## Job
Work through the listing below and count the lines that hold "technischen". Answer with the number alone.

## Data listing
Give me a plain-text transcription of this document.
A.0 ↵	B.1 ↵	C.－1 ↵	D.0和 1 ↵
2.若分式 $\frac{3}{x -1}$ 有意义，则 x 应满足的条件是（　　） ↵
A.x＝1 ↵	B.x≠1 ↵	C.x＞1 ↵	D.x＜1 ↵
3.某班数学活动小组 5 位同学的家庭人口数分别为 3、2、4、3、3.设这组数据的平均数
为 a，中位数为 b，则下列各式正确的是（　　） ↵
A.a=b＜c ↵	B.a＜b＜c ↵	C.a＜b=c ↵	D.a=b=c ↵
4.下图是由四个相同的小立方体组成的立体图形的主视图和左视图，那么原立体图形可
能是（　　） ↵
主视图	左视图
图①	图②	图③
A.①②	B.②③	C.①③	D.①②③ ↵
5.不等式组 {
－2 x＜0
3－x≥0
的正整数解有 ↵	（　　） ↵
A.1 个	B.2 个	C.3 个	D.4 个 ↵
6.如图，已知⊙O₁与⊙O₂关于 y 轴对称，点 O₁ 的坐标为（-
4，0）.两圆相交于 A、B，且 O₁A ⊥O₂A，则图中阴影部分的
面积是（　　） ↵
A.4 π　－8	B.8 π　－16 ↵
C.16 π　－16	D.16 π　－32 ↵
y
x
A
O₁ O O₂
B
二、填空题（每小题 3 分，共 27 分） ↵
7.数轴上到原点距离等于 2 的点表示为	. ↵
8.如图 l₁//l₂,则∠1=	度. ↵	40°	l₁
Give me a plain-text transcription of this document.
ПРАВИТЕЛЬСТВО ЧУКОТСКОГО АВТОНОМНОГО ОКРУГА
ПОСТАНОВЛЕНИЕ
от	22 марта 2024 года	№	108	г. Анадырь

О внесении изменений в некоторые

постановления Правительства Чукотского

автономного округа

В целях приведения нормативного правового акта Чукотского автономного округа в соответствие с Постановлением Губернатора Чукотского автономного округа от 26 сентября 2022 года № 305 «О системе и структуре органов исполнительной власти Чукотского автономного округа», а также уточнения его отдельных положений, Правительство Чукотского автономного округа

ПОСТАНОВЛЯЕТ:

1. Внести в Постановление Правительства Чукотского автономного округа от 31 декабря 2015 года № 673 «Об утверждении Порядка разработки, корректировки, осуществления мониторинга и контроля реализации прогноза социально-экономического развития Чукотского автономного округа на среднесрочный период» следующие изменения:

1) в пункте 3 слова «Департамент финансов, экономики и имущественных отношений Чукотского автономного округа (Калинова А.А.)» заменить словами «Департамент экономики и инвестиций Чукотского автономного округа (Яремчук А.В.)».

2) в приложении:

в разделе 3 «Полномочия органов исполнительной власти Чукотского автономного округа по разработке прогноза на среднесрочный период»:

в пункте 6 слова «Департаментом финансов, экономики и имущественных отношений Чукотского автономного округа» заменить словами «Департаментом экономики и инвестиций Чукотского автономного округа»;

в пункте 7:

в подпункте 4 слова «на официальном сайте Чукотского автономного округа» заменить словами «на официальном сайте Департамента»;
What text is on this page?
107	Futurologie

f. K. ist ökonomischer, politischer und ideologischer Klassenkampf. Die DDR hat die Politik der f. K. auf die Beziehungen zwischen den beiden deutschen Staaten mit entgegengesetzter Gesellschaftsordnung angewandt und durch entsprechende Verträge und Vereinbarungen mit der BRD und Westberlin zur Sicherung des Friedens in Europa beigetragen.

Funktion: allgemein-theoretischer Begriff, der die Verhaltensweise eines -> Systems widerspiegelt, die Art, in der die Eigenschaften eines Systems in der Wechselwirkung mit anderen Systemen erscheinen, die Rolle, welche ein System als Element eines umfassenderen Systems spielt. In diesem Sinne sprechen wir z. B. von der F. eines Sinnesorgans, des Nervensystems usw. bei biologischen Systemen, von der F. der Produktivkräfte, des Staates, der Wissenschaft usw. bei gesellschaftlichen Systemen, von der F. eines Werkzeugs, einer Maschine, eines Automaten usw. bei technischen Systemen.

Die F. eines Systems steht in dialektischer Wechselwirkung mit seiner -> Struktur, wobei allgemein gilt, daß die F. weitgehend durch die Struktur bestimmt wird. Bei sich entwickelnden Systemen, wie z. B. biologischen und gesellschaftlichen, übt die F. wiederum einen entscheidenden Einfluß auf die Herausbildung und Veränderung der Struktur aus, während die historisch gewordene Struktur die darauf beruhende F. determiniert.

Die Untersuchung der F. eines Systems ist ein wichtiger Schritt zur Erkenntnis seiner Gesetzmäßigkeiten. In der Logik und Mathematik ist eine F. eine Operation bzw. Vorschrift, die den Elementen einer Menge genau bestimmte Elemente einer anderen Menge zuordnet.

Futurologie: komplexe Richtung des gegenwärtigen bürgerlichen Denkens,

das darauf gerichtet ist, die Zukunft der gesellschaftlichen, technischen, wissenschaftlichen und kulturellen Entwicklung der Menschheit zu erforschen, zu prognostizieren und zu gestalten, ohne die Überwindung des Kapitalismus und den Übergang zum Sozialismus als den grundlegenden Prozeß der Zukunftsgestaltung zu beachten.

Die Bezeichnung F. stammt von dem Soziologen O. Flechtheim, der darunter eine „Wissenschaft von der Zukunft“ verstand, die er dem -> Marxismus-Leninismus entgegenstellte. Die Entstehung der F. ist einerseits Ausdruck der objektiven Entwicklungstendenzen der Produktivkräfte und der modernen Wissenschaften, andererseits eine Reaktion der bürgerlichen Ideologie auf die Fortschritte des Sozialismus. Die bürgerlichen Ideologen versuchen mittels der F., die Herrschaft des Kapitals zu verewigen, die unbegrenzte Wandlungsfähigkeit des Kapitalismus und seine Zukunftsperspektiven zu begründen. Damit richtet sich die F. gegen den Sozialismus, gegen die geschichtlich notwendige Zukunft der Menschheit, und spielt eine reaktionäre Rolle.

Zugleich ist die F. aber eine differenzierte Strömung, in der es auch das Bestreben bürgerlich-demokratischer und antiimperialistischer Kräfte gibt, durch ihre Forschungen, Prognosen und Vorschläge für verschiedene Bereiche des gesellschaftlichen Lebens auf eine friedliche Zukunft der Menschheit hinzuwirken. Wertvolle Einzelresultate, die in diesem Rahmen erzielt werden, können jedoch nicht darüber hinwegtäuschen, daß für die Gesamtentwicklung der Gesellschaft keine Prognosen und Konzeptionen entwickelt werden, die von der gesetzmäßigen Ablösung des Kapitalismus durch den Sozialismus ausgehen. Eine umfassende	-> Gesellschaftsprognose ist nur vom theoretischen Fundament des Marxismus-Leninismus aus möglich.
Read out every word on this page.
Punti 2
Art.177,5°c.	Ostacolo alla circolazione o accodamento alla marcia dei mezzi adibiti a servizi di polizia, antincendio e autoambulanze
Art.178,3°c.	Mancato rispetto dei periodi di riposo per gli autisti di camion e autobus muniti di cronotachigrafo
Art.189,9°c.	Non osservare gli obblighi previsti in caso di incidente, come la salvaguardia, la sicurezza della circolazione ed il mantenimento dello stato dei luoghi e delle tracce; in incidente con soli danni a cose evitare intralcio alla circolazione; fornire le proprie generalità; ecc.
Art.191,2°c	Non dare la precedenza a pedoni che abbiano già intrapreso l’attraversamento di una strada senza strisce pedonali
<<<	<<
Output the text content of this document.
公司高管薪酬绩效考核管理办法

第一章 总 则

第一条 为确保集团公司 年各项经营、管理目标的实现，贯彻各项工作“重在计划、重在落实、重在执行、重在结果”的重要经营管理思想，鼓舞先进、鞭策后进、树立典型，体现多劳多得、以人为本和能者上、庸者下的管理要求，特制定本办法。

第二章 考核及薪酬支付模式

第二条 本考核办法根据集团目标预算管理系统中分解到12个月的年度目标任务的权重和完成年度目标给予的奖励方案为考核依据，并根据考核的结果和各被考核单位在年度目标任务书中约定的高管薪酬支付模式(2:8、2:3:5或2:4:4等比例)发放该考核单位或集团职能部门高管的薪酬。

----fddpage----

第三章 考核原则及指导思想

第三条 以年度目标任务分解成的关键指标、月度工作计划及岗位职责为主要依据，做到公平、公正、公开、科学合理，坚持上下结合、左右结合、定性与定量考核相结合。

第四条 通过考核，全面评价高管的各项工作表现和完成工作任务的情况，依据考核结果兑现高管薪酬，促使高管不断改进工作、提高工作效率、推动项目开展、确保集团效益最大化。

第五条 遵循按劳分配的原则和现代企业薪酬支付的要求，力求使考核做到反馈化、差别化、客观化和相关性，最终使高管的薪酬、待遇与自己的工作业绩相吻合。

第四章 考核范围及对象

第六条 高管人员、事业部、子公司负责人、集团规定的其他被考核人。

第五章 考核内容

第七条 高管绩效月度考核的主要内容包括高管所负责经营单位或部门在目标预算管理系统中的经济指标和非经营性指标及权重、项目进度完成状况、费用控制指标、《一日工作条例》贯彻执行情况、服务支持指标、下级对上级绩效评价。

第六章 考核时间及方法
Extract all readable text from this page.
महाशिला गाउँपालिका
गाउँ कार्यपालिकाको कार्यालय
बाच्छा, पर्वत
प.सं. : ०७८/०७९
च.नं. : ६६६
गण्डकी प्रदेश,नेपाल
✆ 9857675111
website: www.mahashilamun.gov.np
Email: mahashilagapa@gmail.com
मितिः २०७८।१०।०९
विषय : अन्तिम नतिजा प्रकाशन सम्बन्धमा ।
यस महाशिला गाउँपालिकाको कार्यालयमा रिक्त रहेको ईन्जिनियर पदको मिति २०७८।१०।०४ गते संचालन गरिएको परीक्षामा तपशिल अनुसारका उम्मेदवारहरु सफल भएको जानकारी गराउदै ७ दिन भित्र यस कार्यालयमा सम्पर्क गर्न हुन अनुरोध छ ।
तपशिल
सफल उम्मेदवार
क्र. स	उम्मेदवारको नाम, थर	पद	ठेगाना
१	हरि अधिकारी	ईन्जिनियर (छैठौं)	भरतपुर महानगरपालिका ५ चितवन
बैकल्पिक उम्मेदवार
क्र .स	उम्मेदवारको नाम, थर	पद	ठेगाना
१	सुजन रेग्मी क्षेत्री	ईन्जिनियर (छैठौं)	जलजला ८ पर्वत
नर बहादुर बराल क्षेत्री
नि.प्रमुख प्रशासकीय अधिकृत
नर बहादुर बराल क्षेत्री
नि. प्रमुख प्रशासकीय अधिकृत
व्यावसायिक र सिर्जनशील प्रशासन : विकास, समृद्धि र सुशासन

## Answer for this exercise
2